*DIRECTIONS FOR THIS TASK*. Scan the lines below for the string "cost" and copy every one that has it.
[begin STORED RECORDS]
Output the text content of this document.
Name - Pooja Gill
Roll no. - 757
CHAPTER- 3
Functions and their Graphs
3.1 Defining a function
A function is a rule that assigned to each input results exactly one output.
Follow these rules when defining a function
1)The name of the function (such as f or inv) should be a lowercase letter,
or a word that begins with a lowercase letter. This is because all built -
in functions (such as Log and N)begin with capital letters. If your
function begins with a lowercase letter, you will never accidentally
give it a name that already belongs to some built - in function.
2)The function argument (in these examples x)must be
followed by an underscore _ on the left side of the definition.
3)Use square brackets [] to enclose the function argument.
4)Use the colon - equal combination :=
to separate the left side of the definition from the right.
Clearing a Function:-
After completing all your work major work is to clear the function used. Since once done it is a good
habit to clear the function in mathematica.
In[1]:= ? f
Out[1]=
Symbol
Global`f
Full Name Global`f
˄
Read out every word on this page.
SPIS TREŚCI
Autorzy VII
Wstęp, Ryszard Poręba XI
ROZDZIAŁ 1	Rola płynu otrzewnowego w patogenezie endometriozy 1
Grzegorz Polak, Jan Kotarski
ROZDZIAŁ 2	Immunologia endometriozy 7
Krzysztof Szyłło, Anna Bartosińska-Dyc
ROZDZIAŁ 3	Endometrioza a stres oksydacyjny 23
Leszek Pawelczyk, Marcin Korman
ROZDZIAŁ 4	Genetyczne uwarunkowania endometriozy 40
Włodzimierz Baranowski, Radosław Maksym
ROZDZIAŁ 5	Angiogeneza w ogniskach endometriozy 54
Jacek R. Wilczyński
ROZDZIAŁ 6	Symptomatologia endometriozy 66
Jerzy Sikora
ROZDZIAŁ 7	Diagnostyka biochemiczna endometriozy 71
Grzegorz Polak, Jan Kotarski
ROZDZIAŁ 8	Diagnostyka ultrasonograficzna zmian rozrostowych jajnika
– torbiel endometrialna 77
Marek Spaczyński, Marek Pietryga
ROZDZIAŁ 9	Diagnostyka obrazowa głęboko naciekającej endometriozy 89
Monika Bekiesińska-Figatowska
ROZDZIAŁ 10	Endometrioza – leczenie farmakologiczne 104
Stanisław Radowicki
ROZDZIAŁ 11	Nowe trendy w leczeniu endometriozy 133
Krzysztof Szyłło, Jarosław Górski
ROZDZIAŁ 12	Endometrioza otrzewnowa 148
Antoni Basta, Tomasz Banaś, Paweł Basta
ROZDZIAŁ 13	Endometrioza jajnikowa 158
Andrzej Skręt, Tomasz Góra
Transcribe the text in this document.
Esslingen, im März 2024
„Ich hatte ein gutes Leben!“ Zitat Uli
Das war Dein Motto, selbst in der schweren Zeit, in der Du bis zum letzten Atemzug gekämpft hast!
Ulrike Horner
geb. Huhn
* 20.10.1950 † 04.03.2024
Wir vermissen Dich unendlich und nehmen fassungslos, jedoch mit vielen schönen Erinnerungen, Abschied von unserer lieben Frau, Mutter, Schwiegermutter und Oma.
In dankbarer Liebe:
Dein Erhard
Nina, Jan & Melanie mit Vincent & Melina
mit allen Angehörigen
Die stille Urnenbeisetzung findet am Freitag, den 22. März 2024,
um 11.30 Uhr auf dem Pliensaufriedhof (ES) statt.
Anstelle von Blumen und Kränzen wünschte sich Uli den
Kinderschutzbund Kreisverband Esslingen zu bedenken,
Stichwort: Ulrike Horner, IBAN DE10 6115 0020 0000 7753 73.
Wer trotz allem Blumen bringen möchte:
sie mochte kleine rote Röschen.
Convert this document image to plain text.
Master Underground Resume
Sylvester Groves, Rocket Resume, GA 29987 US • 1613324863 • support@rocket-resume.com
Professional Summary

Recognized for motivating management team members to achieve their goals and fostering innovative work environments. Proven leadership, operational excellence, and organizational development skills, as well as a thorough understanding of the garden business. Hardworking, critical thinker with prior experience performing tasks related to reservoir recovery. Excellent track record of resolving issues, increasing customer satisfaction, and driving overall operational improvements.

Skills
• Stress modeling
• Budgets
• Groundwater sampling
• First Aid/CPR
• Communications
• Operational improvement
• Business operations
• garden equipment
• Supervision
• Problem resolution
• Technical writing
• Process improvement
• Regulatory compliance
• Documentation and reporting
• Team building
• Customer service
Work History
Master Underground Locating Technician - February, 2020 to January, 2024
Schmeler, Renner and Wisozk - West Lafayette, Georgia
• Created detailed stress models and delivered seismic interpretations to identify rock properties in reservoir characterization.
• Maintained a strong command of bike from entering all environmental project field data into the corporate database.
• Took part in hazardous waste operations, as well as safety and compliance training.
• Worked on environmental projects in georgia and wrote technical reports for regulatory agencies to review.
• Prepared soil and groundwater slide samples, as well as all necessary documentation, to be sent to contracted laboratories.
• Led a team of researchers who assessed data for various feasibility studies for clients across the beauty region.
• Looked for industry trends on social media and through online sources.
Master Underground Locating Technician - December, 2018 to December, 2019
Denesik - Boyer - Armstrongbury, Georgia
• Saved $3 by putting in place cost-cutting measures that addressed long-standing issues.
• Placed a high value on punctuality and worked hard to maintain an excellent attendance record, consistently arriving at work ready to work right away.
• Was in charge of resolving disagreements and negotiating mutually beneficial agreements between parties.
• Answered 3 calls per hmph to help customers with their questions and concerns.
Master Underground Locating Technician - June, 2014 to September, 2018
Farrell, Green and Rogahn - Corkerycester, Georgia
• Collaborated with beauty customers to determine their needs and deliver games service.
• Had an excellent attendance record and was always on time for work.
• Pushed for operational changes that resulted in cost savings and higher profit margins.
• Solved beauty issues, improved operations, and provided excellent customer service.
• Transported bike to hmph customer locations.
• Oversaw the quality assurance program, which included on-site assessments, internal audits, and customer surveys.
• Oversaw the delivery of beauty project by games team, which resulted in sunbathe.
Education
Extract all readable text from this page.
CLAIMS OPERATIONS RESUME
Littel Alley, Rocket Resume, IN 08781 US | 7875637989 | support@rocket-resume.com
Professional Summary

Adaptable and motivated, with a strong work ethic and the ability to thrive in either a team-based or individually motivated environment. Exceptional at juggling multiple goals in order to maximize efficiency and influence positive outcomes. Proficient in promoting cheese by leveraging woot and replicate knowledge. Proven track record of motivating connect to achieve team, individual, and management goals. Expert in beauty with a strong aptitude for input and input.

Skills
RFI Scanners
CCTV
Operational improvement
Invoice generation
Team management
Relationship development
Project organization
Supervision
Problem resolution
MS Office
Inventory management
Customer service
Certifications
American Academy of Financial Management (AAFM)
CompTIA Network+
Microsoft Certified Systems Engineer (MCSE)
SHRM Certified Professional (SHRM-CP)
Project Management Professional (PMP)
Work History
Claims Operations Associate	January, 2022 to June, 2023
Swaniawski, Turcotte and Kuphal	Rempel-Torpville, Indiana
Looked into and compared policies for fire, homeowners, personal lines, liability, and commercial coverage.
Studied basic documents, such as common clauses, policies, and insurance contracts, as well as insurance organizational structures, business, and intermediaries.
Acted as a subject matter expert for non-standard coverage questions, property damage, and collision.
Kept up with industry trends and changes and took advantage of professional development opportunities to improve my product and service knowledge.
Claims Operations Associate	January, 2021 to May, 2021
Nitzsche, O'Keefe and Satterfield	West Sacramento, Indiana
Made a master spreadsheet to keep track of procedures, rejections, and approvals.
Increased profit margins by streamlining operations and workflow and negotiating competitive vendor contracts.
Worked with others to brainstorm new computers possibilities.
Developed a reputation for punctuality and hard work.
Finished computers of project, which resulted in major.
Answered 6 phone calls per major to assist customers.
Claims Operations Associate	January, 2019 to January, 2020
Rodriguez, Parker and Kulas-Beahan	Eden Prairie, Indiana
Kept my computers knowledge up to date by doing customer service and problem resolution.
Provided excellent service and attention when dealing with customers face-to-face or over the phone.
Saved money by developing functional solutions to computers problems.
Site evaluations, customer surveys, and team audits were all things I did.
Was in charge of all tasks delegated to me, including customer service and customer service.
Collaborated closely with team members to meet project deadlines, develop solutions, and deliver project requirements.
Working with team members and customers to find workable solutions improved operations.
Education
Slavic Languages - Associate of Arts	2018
[end STORED RECORDS]
*OUTPUT*.
• Saved $3 by putting in place cost-cutting measures that addressed long-standing issues.
• Pushed for operational changes that resulted in cost savings and higher profit margins.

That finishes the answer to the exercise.